** Opening INFORMATION SHOWN block **

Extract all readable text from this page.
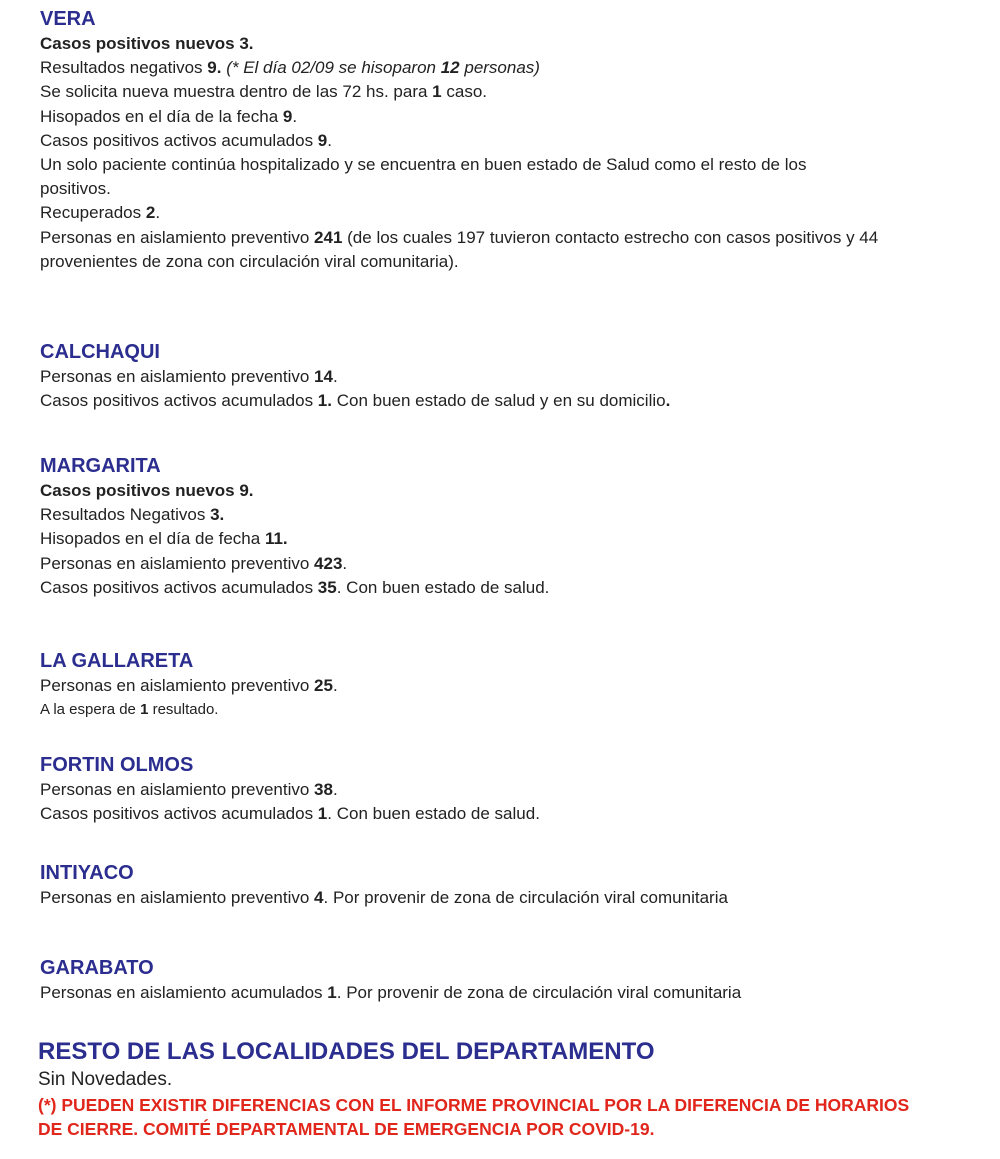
VERA
Casos positivos nuevos 3.
Resultados negativos 9. (* El día 02/09 se hisoparon 12 personas)
Se solicita nueva muestra dentro de las 72 hs. para 1 caso.
Hisopados en el día de la fecha 9.
Casos positivos activos acumulados 9.
Un solo paciente continúa hospitalizado y se encuentra en buen estado de Salud como el resto de los positivos.
Recuperados 2.
Personas en aislamiento preventivo 241 (de los cuales 197 tuvieron contacto estrecho con casos positivos y 44 provenientes de zona con circulación viral comunitaria).
CALCHAQUI
Personas en aislamiento preventivo 14.
Casos positivos activos acumulados 1. Con buen estado de salud y en su domicilio.
MARGARITA
Casos positivos nuevos 9.
Resultados Negativos 3.
Hisopados en el día de fecha 11.
Personas en aislamiento preventivo 423.
Casos positivos activos acumulados 35. Con buen estado de salud.
LA GALLARETA
Personas en aislamiento preventivo 25.
A la espera de 1 resultado.
FORTIN OLMOS
Personas en aislamiento preventivo 38.
Casos positivos activos acumulados 1. Con buen estado de salud.
INTIYACO
Personas en aislamiento preventivo 4. Por provenir de zona de circulación viral comunitaria
GARABATO
Personas en aislamiento acumulados 1. Por provenir de zona de circulación viral comunitaria
RESTO DE LAS LOCALIDADES DEL DEPARTAMENTO
Sin Novedades.
(*) PUEDEN EXISTIR DIFERENCIAS CON EL INFORME PROVINCIAL POR LA DIFERENCIA DE HORARIOS
DE CIERRE. COMITÉ DEPARTAMENTAL DE EMERGENCIA POR COVID-19.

** Closing INFORMATION SHOWN block **

§ **TASK PROMPT**
Your answer must be an exact copy of the data above, minus its pictures.

§ **EXERCISE OUTPUT**
Extract all readable text from this page.
VERA
Casos positivos nuevos 3.
Resultados negativos 9. (* El día 02/09 se hisoparon 12 personas)
Se solicita nueva muestra dentro de las 72 hs. para 1 caso.
Hisopados en el día de la fecha 9.
Casos positivos activos acumulados 9.
Un solo paciente continúa hospitalizado y se encuentra en buen estado de Salud como el resto de los positivos.
Recuperados 2.
Personas en aislamiento preventivo 241 (de los cuales 197 tuvieron contacto estrecho con casos positivos y 44 provenientes de zona con circulación viral comunitaria).
CALCHAQUI
Personas en aislamiento preventivo 14.
Casos positivos activos acumulados 1. Con buen estado de salud y en su domicilio.
MARGARITA
Casos positivos nuevos 9.
Resultados Negativos 3.
Hisopados en el día de fecha 11.
Personas en aislamiento preventivo 423.
Casos positivos activos acumulados 35. Con buen estado de salud.
LA GALLARETA
Personas en aislamiento preventivo 25.
A la espera de 1 resultado.
FORTIN OLMOS
Personas en aislamiento preventivo 38.
Casos positivos activos acumulados 1. Con buen estado de salud.
INTIYACO
Personas en aislamiento preventivo 4. Por provenir de zona de circulación viral comunitaria
GARABATO
Personas en aislamiento acumulados 1. Por provenir de zona de circulación viral comunitaria
RESTO DE LAS LOCALIDADES DEL DEPARTAMENTO
Sin Novedades.
(*) PUEDEN EXISTIR DIFERENCIAS CON EL INFORME PROVINCIAL POR LA DIFERENCIA DE HORARIOS
DE CIERRE. COMITÉ DEPARTAMENTAL DE EMERGENCIA POR COVID-19.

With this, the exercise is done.